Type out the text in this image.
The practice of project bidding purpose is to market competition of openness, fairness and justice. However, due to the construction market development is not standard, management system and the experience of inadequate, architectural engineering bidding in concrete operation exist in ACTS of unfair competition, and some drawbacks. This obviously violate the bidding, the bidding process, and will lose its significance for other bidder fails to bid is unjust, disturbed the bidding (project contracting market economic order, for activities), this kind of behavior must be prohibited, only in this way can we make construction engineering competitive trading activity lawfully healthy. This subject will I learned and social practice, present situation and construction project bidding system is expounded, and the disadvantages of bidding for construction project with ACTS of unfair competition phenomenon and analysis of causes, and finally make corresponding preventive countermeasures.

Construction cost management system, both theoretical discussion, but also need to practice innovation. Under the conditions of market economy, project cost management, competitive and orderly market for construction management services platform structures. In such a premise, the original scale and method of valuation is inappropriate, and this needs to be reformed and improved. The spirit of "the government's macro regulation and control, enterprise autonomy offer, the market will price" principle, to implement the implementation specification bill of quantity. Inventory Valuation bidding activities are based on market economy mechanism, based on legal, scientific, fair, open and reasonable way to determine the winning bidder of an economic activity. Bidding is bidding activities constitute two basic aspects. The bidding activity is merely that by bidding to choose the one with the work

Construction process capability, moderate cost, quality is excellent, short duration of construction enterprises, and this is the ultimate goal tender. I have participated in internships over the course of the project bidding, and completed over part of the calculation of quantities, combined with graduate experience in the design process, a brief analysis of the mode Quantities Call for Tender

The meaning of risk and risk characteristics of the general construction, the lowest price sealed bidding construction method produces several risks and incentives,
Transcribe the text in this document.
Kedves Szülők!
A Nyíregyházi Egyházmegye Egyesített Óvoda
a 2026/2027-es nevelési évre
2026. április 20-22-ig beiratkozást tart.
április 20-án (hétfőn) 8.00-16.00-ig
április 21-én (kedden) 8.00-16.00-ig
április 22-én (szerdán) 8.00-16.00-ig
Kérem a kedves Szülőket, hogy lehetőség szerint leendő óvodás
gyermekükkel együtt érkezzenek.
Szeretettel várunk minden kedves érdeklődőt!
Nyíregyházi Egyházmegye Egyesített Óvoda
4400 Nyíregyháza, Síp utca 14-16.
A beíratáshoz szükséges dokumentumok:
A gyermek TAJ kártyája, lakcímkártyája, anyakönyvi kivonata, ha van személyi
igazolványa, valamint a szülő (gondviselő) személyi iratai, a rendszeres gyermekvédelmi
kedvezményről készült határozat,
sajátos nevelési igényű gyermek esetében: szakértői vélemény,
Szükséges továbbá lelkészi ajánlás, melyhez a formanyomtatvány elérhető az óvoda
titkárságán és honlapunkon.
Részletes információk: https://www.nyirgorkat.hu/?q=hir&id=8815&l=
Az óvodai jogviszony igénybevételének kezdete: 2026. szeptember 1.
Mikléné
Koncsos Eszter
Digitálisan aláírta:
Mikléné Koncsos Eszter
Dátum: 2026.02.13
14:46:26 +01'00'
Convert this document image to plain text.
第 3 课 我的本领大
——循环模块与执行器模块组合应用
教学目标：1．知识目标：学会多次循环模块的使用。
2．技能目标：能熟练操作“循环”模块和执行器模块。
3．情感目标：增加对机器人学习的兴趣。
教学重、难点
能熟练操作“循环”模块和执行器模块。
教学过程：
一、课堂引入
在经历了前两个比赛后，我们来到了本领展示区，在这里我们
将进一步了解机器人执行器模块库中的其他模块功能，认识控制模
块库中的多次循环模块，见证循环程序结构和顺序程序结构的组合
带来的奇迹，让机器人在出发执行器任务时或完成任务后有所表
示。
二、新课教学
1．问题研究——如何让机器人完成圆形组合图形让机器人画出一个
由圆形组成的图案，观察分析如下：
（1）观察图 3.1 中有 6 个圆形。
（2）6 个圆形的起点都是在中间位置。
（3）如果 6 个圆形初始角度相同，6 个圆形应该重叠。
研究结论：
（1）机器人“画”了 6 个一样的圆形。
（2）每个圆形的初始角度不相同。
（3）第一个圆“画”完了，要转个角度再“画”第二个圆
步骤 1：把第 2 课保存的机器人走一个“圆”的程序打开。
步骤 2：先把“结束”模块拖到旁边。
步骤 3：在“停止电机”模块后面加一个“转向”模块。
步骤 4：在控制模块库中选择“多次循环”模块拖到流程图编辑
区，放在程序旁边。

**Task statement**:
Reproduce the listing in full. Keep it exactly as written.

**Answer below**:
Type out the text in this image.
The practice of project bidding purpose is to market competition of openness, fairness and justice. However, due to the construction market development is not standard, management system and the experience of inadequate, architectural engineering bidding in concrete operation exist in ACTS of unfair competition, and some drawbacks. This obviously violate the bidding, the bidding process, and will lose its significance for other bidder fails to bid is unjust, disturbed the bidding (project contracting market economic order, for activities), this kind of behavior must be prohibited, only in this way can we make construction engineering competitive trading activity lawfully healthy. This subject will I learned and social practice, present situation and construction project bidding system is expounded, and the disadvantages of bidding for construction project with ACTS of unfair competition phenomenon and analysis of causes, and finally make corresponding preventive countermeasures.

Construction cost management system, both theoretical discussion, but also need to practice innovation. Under the conditions of market economy, project cost management, competitive and orderly market for construction management services platform structures. In such a premise, the original scale and method of valuation is inappropriate, and this needs to be reformed and improved. The spirit of "the government's macro regulation and control, enterprise autonomy offer, the market will price" principle, to implement the implementation specification bill of quantity. Inventory Valuation bidding activities are based on market economy mechanism, based on legal, scientific, fair, open and reasonable way to determine the winning bidder of an economic activity. Bidding is bidding activities constitute two basic aspects. The bidding activity is merely that by bidding to choose the one with the work

Construction process capability, moderate cost, quality is excellent, short duration of construction enterprises, and this is the ultimate goal tender. I have participated in internships over the course of the project bidding, and completed over part of the calculation of quantities, combined with graduate experience in the design process, a brief analysis of the mode Quantities Call for Tender

The meaning of risk and risk characteristics of the general construction, the lowest price sealed bidding construction method produces several risks and incentives,
Transcribe the text in this document.
Kedves Szülők!
A Nyíregyházi Egyházmegye Egyesített Óvoda
a 2026/2027-es nevelési évre
2026. április 20-22-ig beiratkozást tart.
április 20-án (hétfőn) 8.00-16.00-ig
április 21-én (kedden) 8.00-16.00-ig
április 22-én (szerdán) 8.00-16.00-ig
Kérem a kedves Szülőket, hogy lehetőség szerint leendő óvodás
gyermekükkel együtt érkezzenek.
Szeretettel várunk minden kedves érdeklődőt!
Nyíregyházi Egyházmegye Egyesített Óvoda
4400 Nyíregyháza, Síp utca 14-16.
A beíratáshoz szükséges dokumentumok:
A gyermek TAJ kártyája, lakcímkártyája, anyakönyvi kivonata, ha van személyi
igazolványa, valamint a szülő (gondviselő) személyi iratai, a rendszeres gyermekvédelmi
kedvezményről készült határozat,
sajátos nevelési igényű gyermek esetében: szakértői vélemény,
Szükséges továbbá lelkészi ajánlás, melyhez a formanyomtatvány elérhető az óvoda
titkárságán és honlapunkon.
Részletes információk: https://www.nyirgorkat.hu/?q=hir&id=8815&l=
Az óvodai jogviszony igénybevételének kezdete: 2026. szeptember 1.
Mikléné
Koncsos Eszter
Digitálisan aláírta:
Mikléné Koncsos Eszter
Dátum: 2026.02.13
14:46:26 +01'00'
Convert this document image to plain text.
第 3 课 我的本领大
——循环模块与执行器模块组合应用
教学目标：1．知识目标：学会多次循环模块的使用。
2．技能目标：能熟练操作“循环”模块和执行器模块。
3．情感目标：增加对机器人学习的兴趣。
教学重、难点
能熟练操作“循环”模块和执行器模块。
教学过程：
一、课堂引入
在经历了前两个比赛后，我们来到了本领展示区，在这里我们
将进一步了解机器人执行器模块库中的其他模块功能，认识控制模
块库中的多次循环模块，见证循环程序结构和顺序程序结构的组合
带来的奇迹，让机器人在出发执行器任务时或完成任务后有所表
示。
二、新课教学
1．问题研究——如何让机器人完成圆形组合图形让机器人画出一个
由圆形组成的图案，观察分析如下：
（1）观察图 3.1 中有 6 个圆形。
（2）6 个圆形的起点都是在中间位置。
（3）如果 6 个圆形初始角度相同，6 个圆形应该重叠。
研究结论：
（1）机器人“画”了 6 个一样的圆形。
（2）每个圆形的初始角度不相同。
（3）第一个圆“画”完了，要转个角度再“画”第二个圆
步骤 1：把第 2 课保存的机器人走一个“圆”的程序打开。
步骤 2：先把“结束”模块拖到旁边。
步骤 3：在“停止电机”模块后面加一个“转向”模块。
步骤 4：在控制模块库中选择“多次循环”模块拖到流程图编辑
区，放在程序旁边。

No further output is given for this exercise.